— Begin Supplied material —
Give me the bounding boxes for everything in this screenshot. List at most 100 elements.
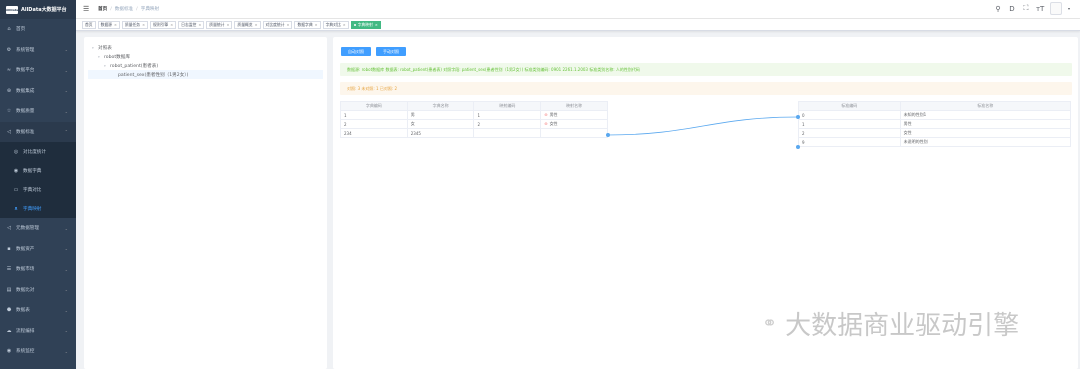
sidebar-item-label: 系统管理 — [16, 47, 35, 53]
close-icon[interactable]: × — [315, 23, 318, 27]
sidebar-item-label: 系统监控 — [16, 349, 35, 355]
table-row: 2 女性 — [798, 128, 1072, 138]
tag-dict-mapping[interactable]: 字典映射 × — [350, 20, 381, 29]
manual-map-button[interactable]: 手动对照 — [376, 47, 406, 56]
remove-mapping-icon[interactable]: ⊖ — [544, 112, 547, 117]
tag-log-monitor[interactable]: 日志监控 × — [178, 20, 205, 29]
caret-down-icon[interactable]: ▾ — [104, 64, 107, 68]
column-header: 字典编码 — [340, 101, 408, 111]
tag-datasource[interactable]: 数据源 × — [97, 20, 120, 29]
app-root: AllData AllData大数据平台 ⌂ 首页 ⚙ 系统管理 ⌄ ≈ 数据平台 ⌄ ⊛… — [0, 0, 1080, 369]
tag-label: 数据源 — [100, 21, 112, 27]
table-cell: 男 — [406, 110, 475, 120]
sidebar-item-asset[interactable]: ▪ 数据资产 ⌄ — [0, 239, 76, 260]
close-icon[interactable]: × — [142, 23, 145, 27]
close-icon[interactable]: × — [255, 23, 258, 27]
close-icon[interactable]: × — [375, 23, 378, 27]
close-icon[interactable]: × — [114, 23, 117, 27]
dictionary-icon: ◉ — [13, 167, 19, 174]
tag-label: 规则引擎 — [153, 21, 169, 27]
hamburger-icon[interactable]: ☰ — [83, 5, 89, 13]
tag-contrast-stats[interactable]: 对比度统计 × — [262, 20, 293, 29]
column-header: 映射名称 — [540, 101, 608, 111]
close-icon[interactable]: × — [170, 23, 173, 27]
tag-home[interactable]: 首页 — [82, 20, 96, 29]
count-alert: 对照: 3 未对照: 1 已对照: 2 — [340, 82, 1072, 95]
tag-dictionary[interactable]: 数据字典 × — [294, 20, 321, 29]
monitor-icon: ◉ — [6, 348, 12, 355]
table-cell: 1 — [340, 110, 408, 120]
close-icon[interactable]: × — [226, 23, 229, 27]
tag-label: 首页 — [85, 21, 93, 27]
table-row: 9 未说明的性别 — [798, 137, 1072, 147]
doc-icon[interactable]: D — [1008, 5, 1016, 13]
sidebar-item-system[interactable]: ⚙ 系统管理 ⌄ — [0, 40, 76, 61]
sidebar-item-integration[interactable]: ⊛ 数据集成 ⌄ — [0, 81, 76, 102]
tag-rule-engine[interactable]: 规则引擎 × — [150, 20, 177, 29]
tree-node-root[interactable]: ▾ 对照表 — [88, 43, 323, 52]
breadcrumb-separator: / — [136, 7, 138, 12]
remove-mapping-icon[interactable]: ⊖ — [544, 121, 547, 126]
breadcrumb-item: 数据标准 — [114, 7, 134, 12]
sidebar-item-standard[interactable]: ◁ 数据标准 ⌃ — [0, 121, 76, 142]
caret-down-icon[interactable]: ▾ — [98, 55, 101, 59]
column-header: 标准编码 — [798, 101, 901, 111]
stats-icon: ◎ — [13, 148, 19, 155]
contrast-icon: ▤ — [6, 286, 12, 293]
table-cell: ⊖ 女性 — [540, 119, 608, 129]
navbar-right: ⚲ D ⛶ тT ▾ — [994, 2, 1070, 15]
tag-label: 日志监控 — [181, 21, 197, 27]
top-navbar: ☰ 首页 / 数据标准 / 字典映射 ⚲ D ⛶ тT ▾ — [76, 0, 1080, 19]
sidebar-item-market[interactable]: ☰ 数据市场 ⌄ — [0, 259, 76, 280]
sidebar-item-flow[interactable]: ☁ 流程编排 ⌄ — [0, 321, 76, 342]
sidebar-item-dict-mapping[interactable]: ᴥ 字典映射 — [0, 199, 76, 218]
sidebar-item-dictionary[interactable]: ◉ 数据字典 — [0, 161, 76, 180]
sidebar-item-label: 数据市场 — [16, 267, 35, 273]
table-cell: 9 — [798, 137, 901, 147]
chevron-down-icon: ⌄ — [64, 225, 68, 231]
breadcrumb-item: 字典映射 — [140, 7, 160, 12]
standard-dict-table: 标准编码 标准名称 0 未知的性别1 1 男性 2 女性 9 未说明的性别 — [798, 101, 1072, 147]
auto-map-button[interactable]: 自动对照 — [341, 47, 371, 56]
sidebar-item-quality[interactable]: ☆ 数据质量 ⌄ — [0, 101, 76, 122]
sidebar-item-data-platform[interactable]: ≈ 数据平台 ⌄ — [0, 60, 76, 81]
avatar[interactable] — [1049, 2, 1062, 15]
sidebar-item-label: 数据字典 — [23, 168, 42, 174]
sidebar-item-contrast-stats[interactable]: ◎ 对比度统计 — [0, 142, 76, 161]
sidebar-item-metadata[interactable]: ◁ 元数据管理 ⌄ — [0, 218, 76, 239]
breadcrumb-item[interactable]: 首页 — [98, 7, 107, 12]
tag-label: 字典对比 — [325, 21, 341, 27]
fullscreen-icon[interactable]: ⛶ — [1022, 4, 1030, 13]
table-row: 1 男 1 ⊖ 男性 — [340, 110, 608, 120]
logo-mark: AllData — [5, 5, 19, 14]
search-icon[interactable]: ⚲ — [994, 5, 1002, 13]
sidebar-item-tables[interactable]: ⬣ 数据表 ⌄ — [0, 300, 76, 321]
close-icon[interactable]: × — [198, 23, 201, 27]
chevron-up-icon: ⌃ — [64, 129, 68, 135]
tag-quality-stats[interactable]: 质量统计 × — [206, 20, 233, 29]
breadcrumb: 首页 / 数据标准 / 字典映射 — [98, 6, 159, 12]
gear-icon: ⚙ — [6, 46, 12, 53]
close-icon[interactable]: × — [343, 23, 346, 27]
logo[interactable]: AllData AllData大数据平台 — [0, 0, 76, 19]
tree-node-table[interactable]: ▾ robot_patient(患者表) — [88, 61, 323, 70]
chevron-down-icon: ⌄ — [64, 328, 68, 334]
caret-down-icon[interactable]: ▾ — [1068, 6, 1070, 11]
tree-node-field[interactable]: patient_sex(患者性别（1男2女）) — [88, 70, 323, 79]
tag-quality-task[interactable]: 质量任务 × — [121, 20, 149, 29]
sidebar-item-monitor[interactable]: ◉ 系统监控 ⌄ — [0, 341, 76, 362]
sidebar-item-dict-compare[interactable]: ▭ 字典对比 — [0, 180, 76, 199]
caret-down-icon[interactable]: ▾ — [92, 46, 95, 50]
tree-node-label: 对照表 — [98, 45, 112, 51]
chevron-down-icon: ⌄ — [64, 108, 68, 114]
tag-dict-compare[interactable]: 字典对比 × — [322, 20, 349, 29]
mapping-icon: ᴥ — [14, 205, 18, 212]
mapped-name: 男性 — [549, 112, 558, 117]
sidebar-item-label: 字典对比 — [23, 187, 42, 193]
sidebar-item-contrast[interactable]: ▤ 数据比对 ⌄ — [0, 280, 76, 301]
font-size-icon[interactable]: тT — [1036, 5, 1044, 13]
sidebar-item-home[interactable]: ⌂ 首页 — [0, 19, 76, 40]
close-icon[interactable]: × — [287, 23, 290, 27]
tree-node-db[interactable]: ▾ robot数据库 — [88, 52, 323, 61]
tag-quality-overview[interactable]: 质量概览 × — [234, 20, 261, 29]
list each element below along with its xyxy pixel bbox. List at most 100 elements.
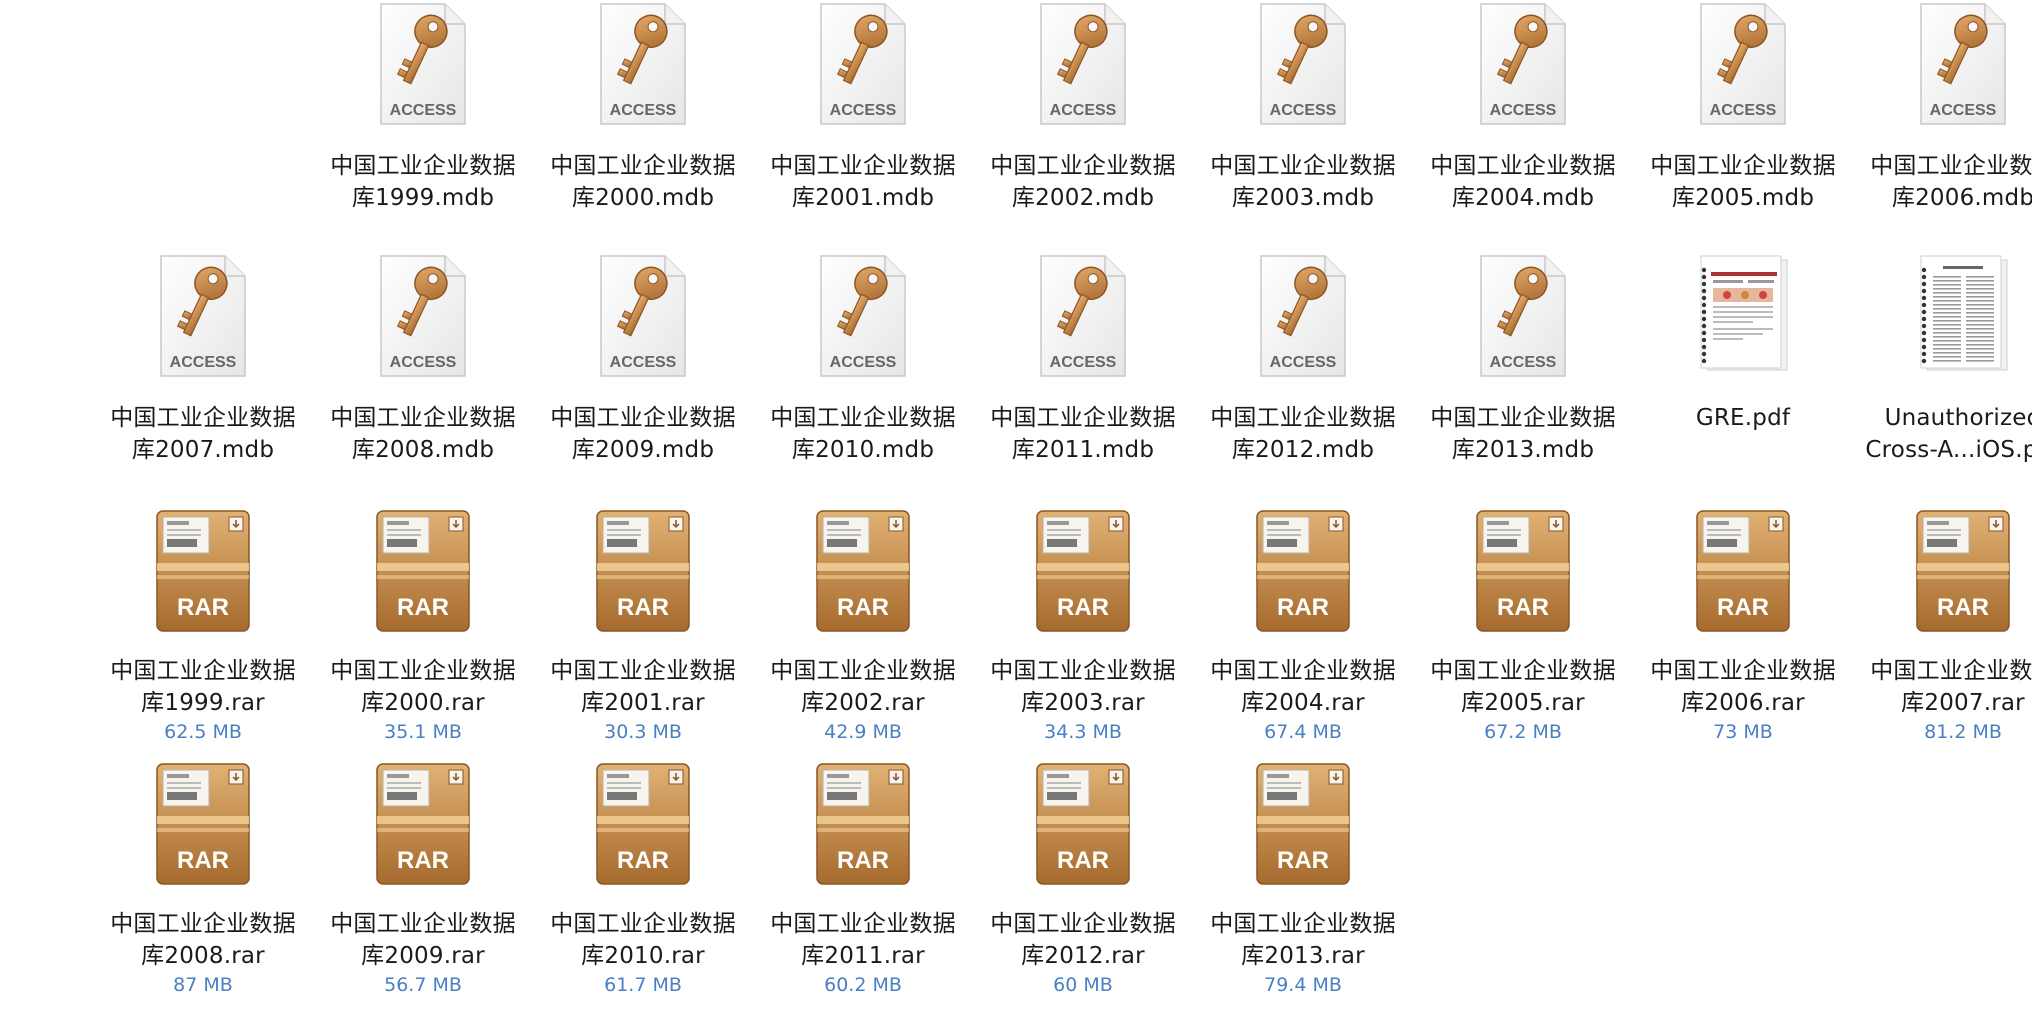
file-item[interactable]: ACCESS 中国工业企业数据 库2003.mdb xyxy=(1193,0,1413,214)
file-name[interactable]: 中国工业企业数据 库2011.rar xyxy=(753,908,973,972)
file-name[interactable]: 中国工业企业数据 库2010.mdb xyxy=(753,402,973,466)
file-name[interactable]: 中国工业企业数据 库2000.rar xyxy=(313,655,533,719)
file-name[interactable]: 中国工业企业数据 库1999.rar xyxy=(93,655,313,719)
file-item[interactable]: ACCESS 中国工业企业数据 库2009.mdb xyxy=(533,252,753,466)
access-key-icon[interactable]: ACCESS xyxy=(1473,252,1573,382)
file-item[interactable]: ACCESS 中国工业企业数据 库2005.mdb xyxy=(1633,0,1853,214)
file-name[interactable]: 中国工业企业数据 库2004.mdb xyxy=(1413,150,1633,214)
access-key-icon[interactable]: ACCESS xyxy=(1913,0,2013,130)
access-key-icon[interactable]: ACCESS xyxy=(153,252,253,382)
file-item[interactable]: RAR 中国工业企业数据 库2002.rar 42.9 MB xyxy=(753,505,973,745)
rar-archive-icon[interactable]: RAR xyxy=(153,758,253,888)
file-item[interactable]: ACCESS 中国工业企业数据 库2007.mdb xyxy=(93,252,313,466)
file-item[interactable]: ACCESS 中国工业企业数据 库2001.mdb xyxy=(753,0,973,214)
access-key-icon[interactable]: ACCESS xyxy=(813,252,913,382)
file-name[interactable]: 中国工业企业数据 库2004.rar xyxy=(1193,655,1413,719)
file-item[interactable]: RAR 中国工业企业数据 库2012.rar 60 MB xyxy=(973,758,1193,998)
file-name-line1: 中国工业企业数据 xyxy=(550,658,736,684)
access-key-icon[interactable]: ACCESS xyxy=(593,252,693,382)
rar-archive-icon[interactable]: RAR xyxy=(593,758,693,888)
file-name-line2: 库2007.mdb xyxy=(131,437,275,463)
file-name[interactable]: 中国工业企业数据 库2010.rar xyxy=(533,908,753,972)
file-name[interactable]: 中国工业企业数据 库2001.mdb xyxy=(753,150,973,214)
rar-archive-icon[interactable]: RAR xyxy=(813,758,913,888)
rar-archive-icon[interactable]: RAR xyxy=(813,505,913,635)
file-name[interactable]: 中国工业企业数据 库2012.mdb xyxy=(1193,402,1413,466)
file-name[interactable]: 中国工业企业数据 库2003.mdb xyxy=(1193,150,1413,214)
access-key-icon[interactable]: ACCESS xyxy=(1033,0,1133,130)
file-item[interactable]: ACCESS 中国工业企业数据库2006.mdb xyxy=(1853,0,2032,214)
file-name[interactable]: 中国工业企业数据 库2013.rar xyxy=(1193,908,1413,972)
file-name[interactable]: 中国工业企业数据 库2005.rar xyxy=(1413,655,1633,719)
rar-archive-icon[interactable]: RAR xyxy=(1913,505,2013,635)
file-name-line2: 库2012.mdb xyxy=(1231,437,1375,463)
pdf-thumbnail-icon[interactable] xyxy=(1913,252,2013,382)
rar-archive-icon[interactable]: RAR xyxy=(1693,505,1793,635)
file-name[interactable]: 中国工业企业数据 库2002.rar xyxy=(753,655,973,719)
access-key-icon[interactable]: ACCESS xyxy=(1033,252,1133,382)
pdf-thumbnail-icon[interactable] xyxy=(1693,252,1793,382)
file-name[interactable]: 中国工业企业数据 库2003.rar xyxy=(973,655,1193,719)
file-item[interactable]: RAR 中国工业企业数据 库2003.rar 34.3 MB xyxy=(973,505,1193,745)
access-key-icon[interactable]: ACCESS xyxy=(1253,0,1353,130)
access-key-icon[interactable]: ACCESS xyxy=(373,252,473,382)
file-name[interactable]: 中国工业企业数据 库2005.mdb xyxy=(1633,150,1853,214)
file-item[interactable]: RAR 中国工业企业数据 库1999.rar 62.5 MB xyxy=(93,505,313,745)
access-key-icon[interactable]: ACCESS xyxy=(373,0,473,130)
file-item[interactable]: GRE.pdf xyxy=(1633,252,1853,434)
file-item[interactable]: RAR 中国工业企业数据 库2001.rar 30.3 MB xyxy=(533,505,753,745)
rar-archive-icon[interactable]: RAR xyxy=(1033,758,1133,888)
rar-archive-icon[interactable]: RAR xyxy=(153,505,253,635)
rar-archive-icon[interactable]: RAR xyxy=(1473,505,1573,635)
svg-text:RAR: RAR xyxy=(1277,847,1329,874)
file-name[interactable]: 中国工业企业数据 库2008.mdb xyxy=(313,402,533,466)
file-item[interactable]: ACCESS 中国工业企业数据 库2011.mdb xyxy=(973,252,1193,466)
file-item[interactable]: RAR 中国工业企业数据 库2013.rar 79.4 MB xyxy=(1193,758,1413,998)
file-item[interactable]: RAR 中国工业企业数据 库2004.rar 67.4 MB xyxy=(1193,505,1413,745)
file-item[interactable]: RAR 中国工业企业数据 库2005.rar 67.2 MB xyxy=(1413,505,1633,745)
file-item[interactable]: ACCESS 中国工业企业数据 库2004.mdb xyxy=(1413,0,1633,214)
file-name[interactable]: 中国工业企业数据库2007.rar xyxy=(1853,655,2032,719)
file-name[interactable]: 中国工业企业数据 库2006.rar xyxy=(1633,655,1853,719)
file-item[interactable]: Unauthorized Cross-A...iOS.pdf xyxy=(1853,252,2032,466)
file-item[interactable]: RAR 中国工业企业数据 库2006.rar 73 MB xyxy=(1633,505,1853,745)
file-item[interactable]: ACCESS 中国工业企业数据 库2010.mdb xyxy=(753,252,973,466)
file-name[interactable]: 中国工业企业数据 库1999.mdb xyxy=(313,150,533,214)
access-key-icon[interactable]: ACCESS xyxy=(813,0,913,130)
file-name[interactable]: 中国工业企业数据 库2009.rar xyxy=(313,908,533,972)
file-name[interactable]: 中国工业企业数据 库2001.rar xyxy=(533,655,753,719)
file-name[interactable]: 中国工业企业数据 库2012.rar xyxy=(973,908,1193,972)
file-name[interactable]: 中国工业企业数据 库2011.mdb xyxy=(973,402,1193,466)
file-item[interactable]: ACCESS 中国工业企业数据 库1999.mdb xyxy=(313,0,533,214)
rar-archive-icon[interactable]: RAR xyxy=(1033,505,1133,635)
rar-archive-icon[interactable]: RAR xyxy=(1253,758,1353,888)
file-item[interactable]: ACCESS 中国工业企业数据 库2013.mdb xyxy=(1413,252,1633,466)
rar-archive-icon[interactable]: RAR xyxy=(373,505,473,635)
access-key-icon[interactable]: ACCESS xyxy=(593,0,693,130)
file-name[interactable]: 中国工业企业数据 库2007.mdb xyxy=(93,402,313,466)
rar-archive-icon[interactable]: RAR xyxy=(373,758,473,888)
rar-archive-icon[interactable]: RAR xyxy=(593,505,693,635)
file-name[interactable]: Unauthorized Cross-A...iOS.pdf xyxy=(1853,402,2032,466)
file-name[interactable]: 中国工业企业数据 库2000.mdb xyxy=(533,150,753,214)
file-name[interactable]: 中国工业企业数据 库2008.rar xyxy=(93,908,313,972)
file-item[interactable]: RAR 中国工业企业数据库2007.rar81.2 MB xyxy=(1853,505,2032,745)
file-name[interactable]: 中国工业企业数据 库2013.mdb xyxy=(1413,402,1633,466)
file-name[interactable]: 中国工业企业数据库2006.mdb xyxy=(1853,150,2032,214)
file-item[interactable]: ACCESS 中国工业企业数据 库2012.mdb xyxy=(1193,252,1413,466)
file-name[interactable]: 中国工业企业数据 库2009.mdb xyxy=(533,402,753,466)
rar-archive-icon[interactable]: RAR xyxy=(1253,505,1353,635)
access-key-icon[interactable]: ACCESS xyxy=(1693,0,1793,130)
file-name[interactable]: GRE.pdf xyxy=(1633,402,1853,434)
file-item[interactable]: RAR 中国工业企业数据 库2009.rar 56.7 MB xyxy=(313,758,533,998)
file-item[interactable]: ACCESS 中国工业企业数据 库2002.mdb xyxy=(973,0,1193,214)
file-item[interactable]: RAR 中国工业企业数据 库2008.rar 87 MB xyxy=(93,758,313,998)
file-item[interactable]: ACCESS 中国工业企业数据 库2000.mdb xyxy=(533,0,753,214)
file-item[interactable]: RAR 中国工业企业数据 库2010.rar 61.7 MB xyxy=(533,758,753,998)
file-item[interactable]: RAR 中国工业企业数据 库2000.rar 35.1 MB xyxy=(313,505,533,745)
file-name[interactable]: 中国工业企业数据 库2002.mdb xyxy=(973,150,1193,214)
file-item[interactable]: RAR 中国工业企业数据 库2011.rar 60.2 MB xyxy=(753,758,973,998)
file-item[interactable]: ACCESS 中国工业企业数据 库2008.mdb xyxy=(313,252,533,466)
access-key-icon[interactable]: ACCESS xyxy=(1253,252,1353,382)
access-key-icon[interactable]: ACCESS xyxy=(1473,0,1573,130)
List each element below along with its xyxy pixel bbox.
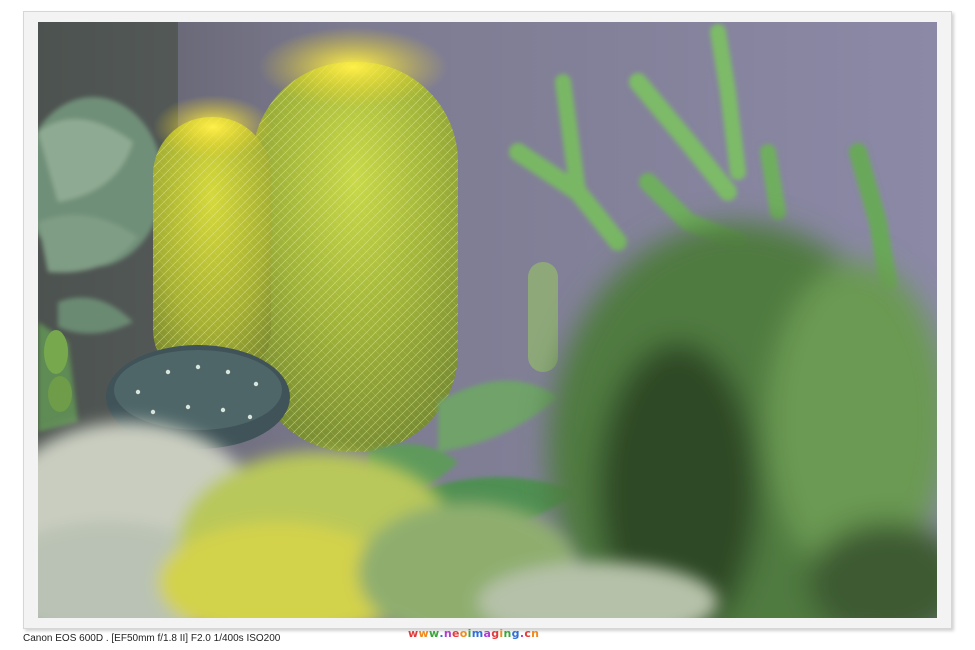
— End Supplied material —
* **Directive**
Retype the lines from the one containing "sidebar-item-label: 系统管理 — [16, 47, 35, 53]" up to and including the one containing "tag-label: 数据源 — [100, 21, 112, 27]", keeping every character unchanged.

* **Answer to the task**
sidebar-item-label: 系统管理 — [16, 47, 35, 53]
close-icon[interactable]: × — [315, 23, 318, 27]
sidebar-item-label: 系统监控 — [16, 349, 35, 355]
table-row: 2 女性 — [798, 128, 1072, 138]
tag-dict-mapping[interactable]: 字典映射 × — [350, 20, 381, 29]
manual-map-button[interactable]: 手动对照 — [376, 47, 406, 56]
remove-mapping-icon[interactable]: ⊖ — [544, 112, 547, 117]
tag-log-monitor[interactable]: 日志监控 × — [178, 20, 205, 29]
caret-down-icon[interactable]: ▾ — [104, 64, 107, 68]
column-header: 字典编码 — [340, 101, 408, 111]
tag-datasource[interactable]: 数据源 × — [97, 20, 120, 29]
app-root: AllData AllData大数据平台 ⌂ 首页 ⚙ 系统管理 ⌄ ≈ 数据平台 ⌄ ⊛… — [0, 0, 1080, 369]
tag-label: 数据源 — [100, 21, 112, 27]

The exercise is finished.